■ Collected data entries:
=======
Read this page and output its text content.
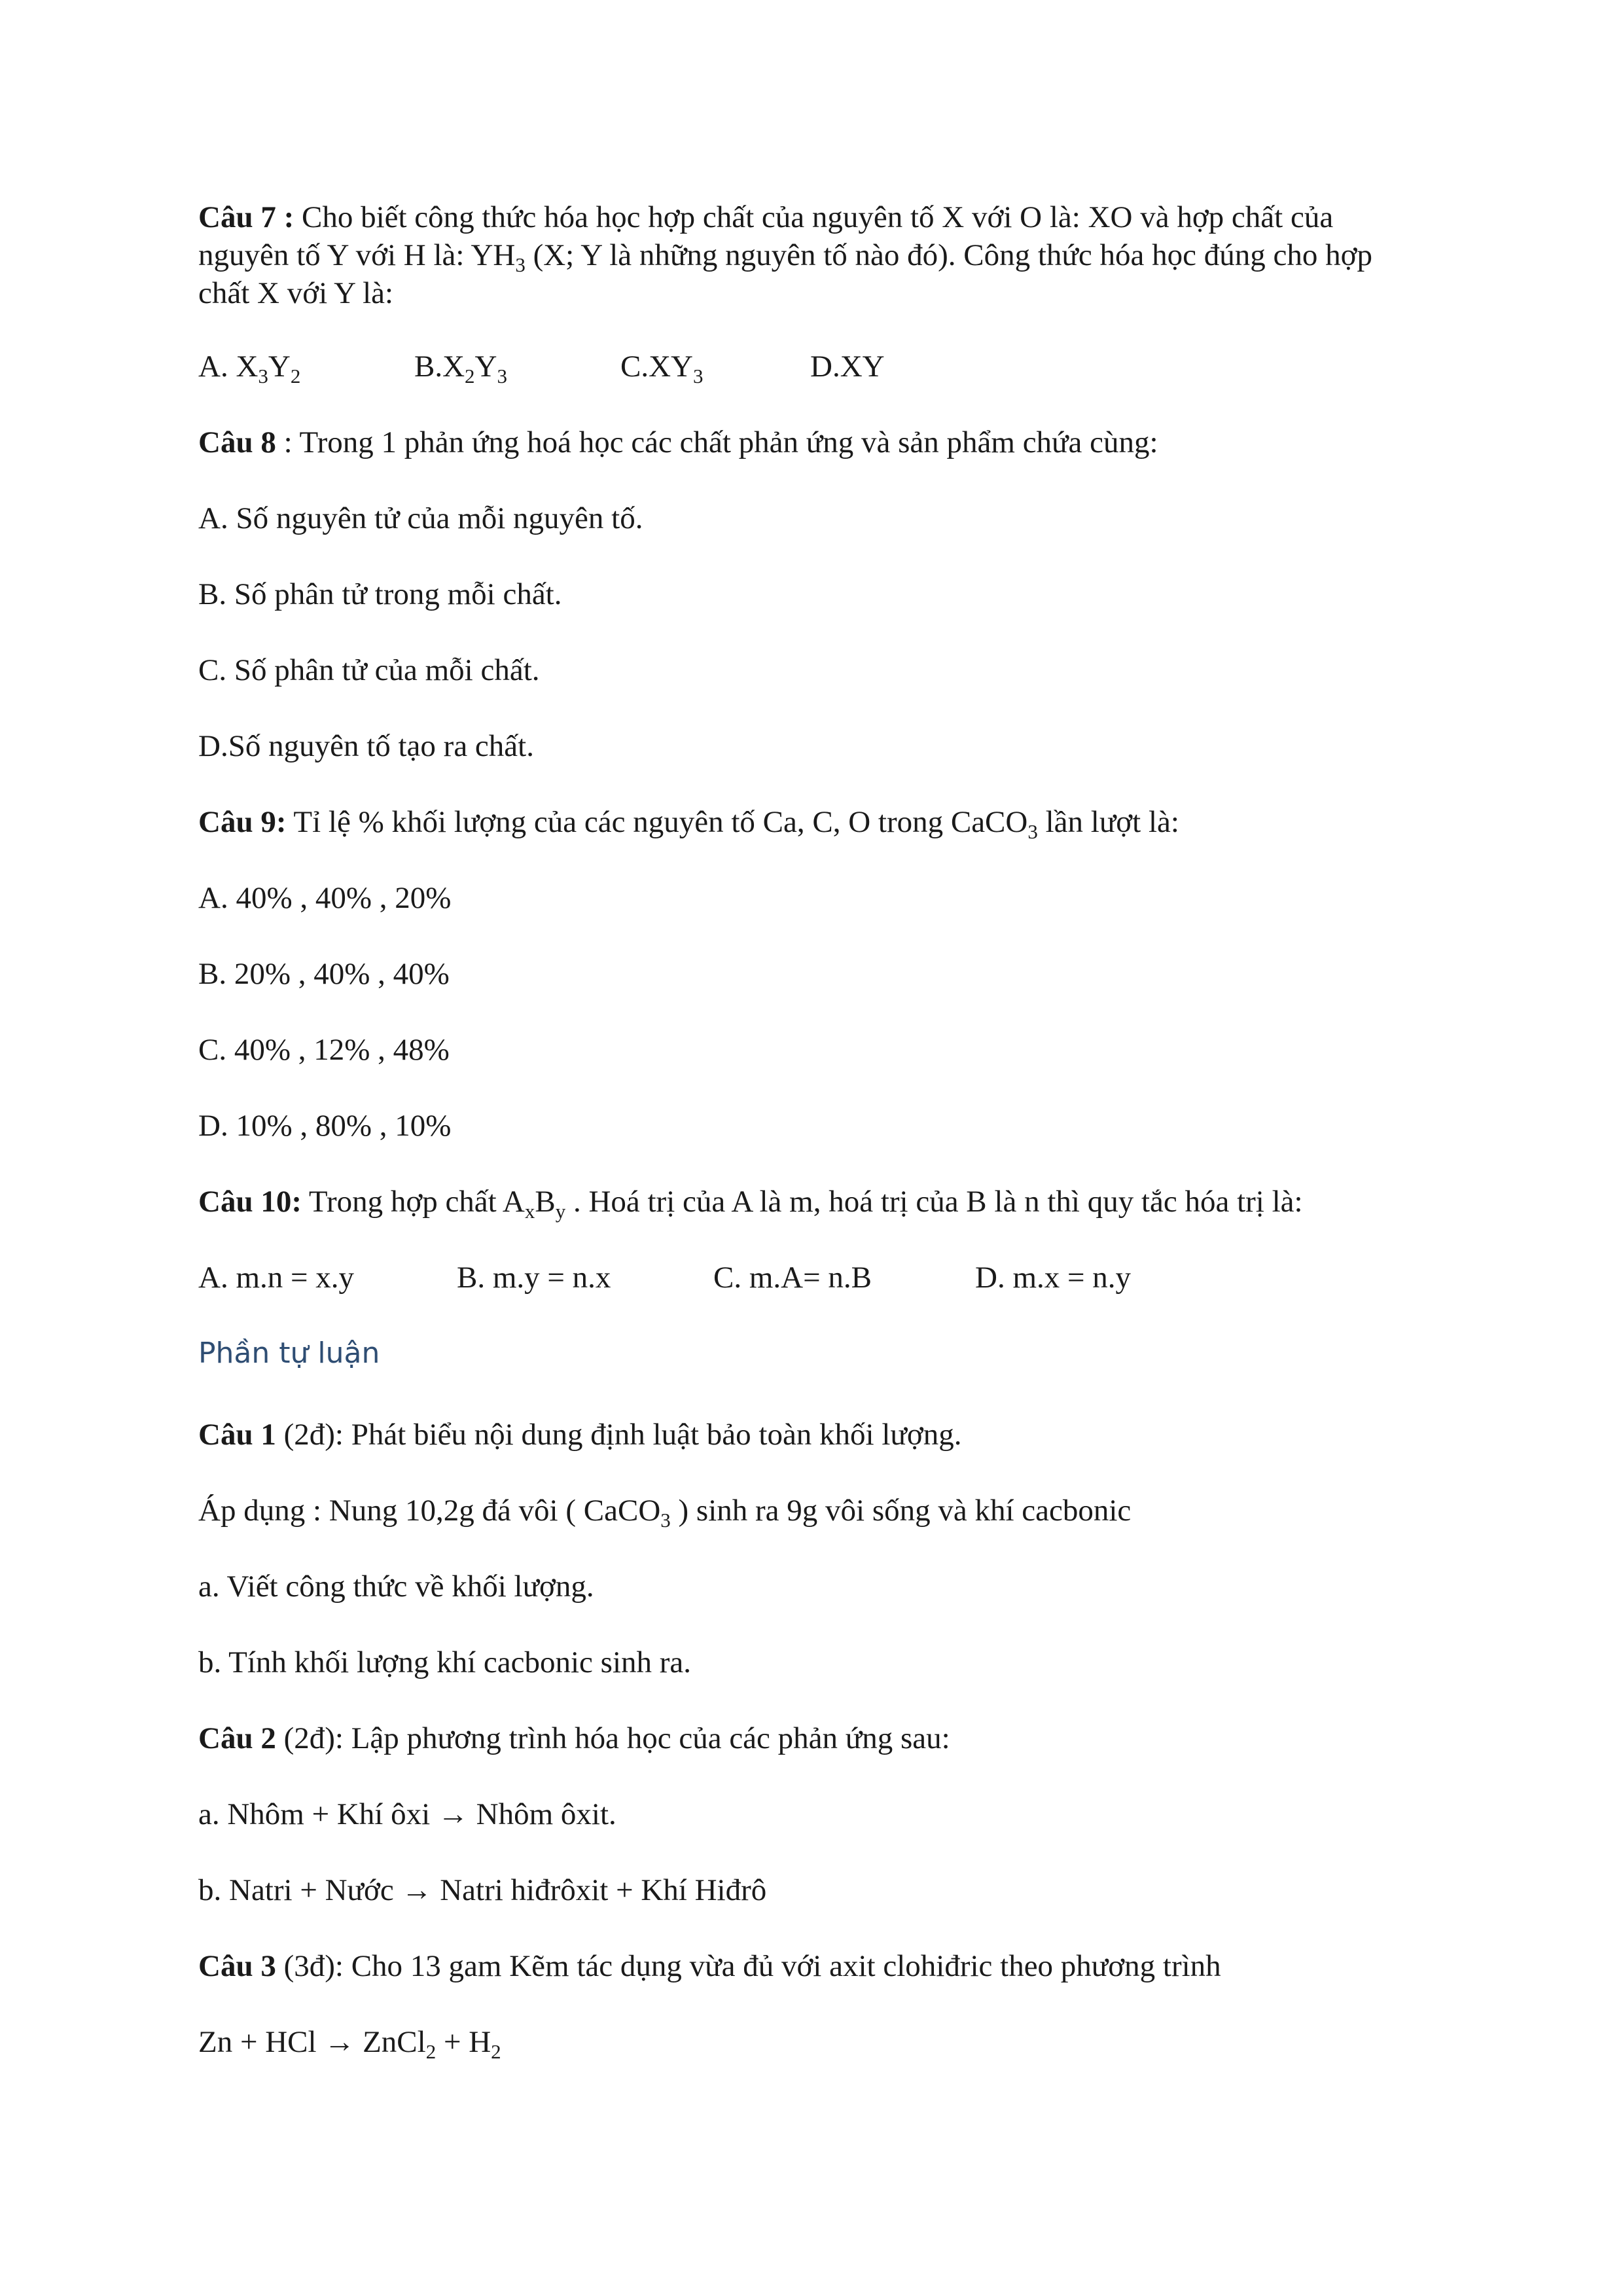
Câu 7 : Cho biết công thức hóa học hợp chất của nguyên tố X với O là: XO và hợp chất của nguyên tố Y với H là: $YH_3$ (X; Y là những nguyên tố nào đó). Công thức hóa học đúng cho hợp chất X với Y là:

A. $X_3Y_2$	$B.X_2Y_3$	$C.XY_3$	D.XY

Câu 8 : Trong 1 phản ứng hoá học các chất phản ứng và sản phẩm chứa cùng:

A. Số nguyên tử của mỗi nguyên tố.

B. Số phân tử trong mỗi chất.

C. Số phân tử của mỗi chất.

D.Số nguyên tố tạo ra chất.

Câu 9: Tỉ lệ % khối lượng của các nguyên tố Ca, C, O trong CaCO$_3$ lần lượt là:

A. 40% , 40% , 20%

B. 20% , 40% , 40%

C. 40% , 12% , 48%

D. 10% , 80% , 10%

Câu 10: Trong hợp chất $A_xB_y$ . Hoá trị của A là m, hoá trị của B là n thì quy tắc hóa trị là:

A. m.n = x.y	B. m.y = n.x	C. m.A= n.B	D. m.x = n.y

Phần tự luận

Câu 1 (2đ): Phát biểu nội dung định luật bảo toàn khối lượng.

Áp dụng : Nung 10,2g đá vôi ( CaCO$_3$ ) sinh ra 9g vôi sống và khí cacbonic

a. Viết công thức về khối lượng.

b. Tính khối lượng khí cacbonic sinh ra.

Câu 2 (2đ): Lập phương trình hóa học của các phản ứng sau:

a. Nhôm + Khí ôxi → Nhôm ôxit.

b. Natri + Nước → Natri hiđrôxit + Khí Hiđrô

Câu 3 (3đ): Cho 13 gam Kẽm tác dụng vừa đủ với axit clohiđric theo phương trình

Zn + HCl → ZnCl$_2$ + $H_2$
=======
■ AIM: In this exercise, set down all of the data exactly, without the pictures.

■ THE SOLUTION:
Read this page and output its text content.
Câu 7 : Cho biết công thức hóa học hợp chất của nguyên tố X với O là: XO và hợp chất của nguyên tố Y với H là: $YH_3$ (X; Y là những nguyên tố nào đó). Công thức hóa học đúng cho hợp chất X với Y là:

A. $X_3Y_2$	$B.X_2Y_3$	$C.XY_3$	D.XY

Câu 8 : Trong 1 phản ứng hoá học các chất phản ứng và sản phẩm chứa cùng:

A. Số nguyên tử của mỗi nguyên tố.

B. Số phân tử trong mỗi chất.

C. Số phân tử của mỗi chất.

D.Số nguyên tố tạo ra chất.

Câu 9: Tỉ lệ % khối lượng của các nguyên tố Ca, C, O trong CaCO$_3$ lần lượt là:

A. 40% , 40% , 20%

B. 20% , 40% , 40%

C. 40% , 12% , 48%

D. 10% , 80% , 10%

Câu 10: Trong hợp chất $A_xB_y$ . Hoá trị của A là m, hoá trị của B là n thì quy tắc hóa trị là:

A. m.n = x.y	B. m.y = n.x	C. m.A= n.B	D. m.x = n.y

Phần tự luận

Câu 1 (2đ): Phát biểu nội dung định luật bảo toàn khối lượng.

Áp dụng : Nung 10,2g đá vôi ( CaCO$_3$ ) sinh ra 9g vôi sống và khí cacbonic

a. Viết công thức về khối lượng.

b. Tính khối lượng khí cacbonic sinh ra.

Câu 2 (2đ): Lập phương trình hóa học của các phản ứng sau:

a. Nhôm + Khí ôxi → Nhôm ôxit.

b. Natri + Nước → Natri hiđrôxit + Khí Hiđrô

Câu 3 (3đ): Cho 13 gam Kẽm tác dụng vừa đủ với axit clohiđric theo phương trình

Zn + HCl → ZnCl$_2$ + $H_2$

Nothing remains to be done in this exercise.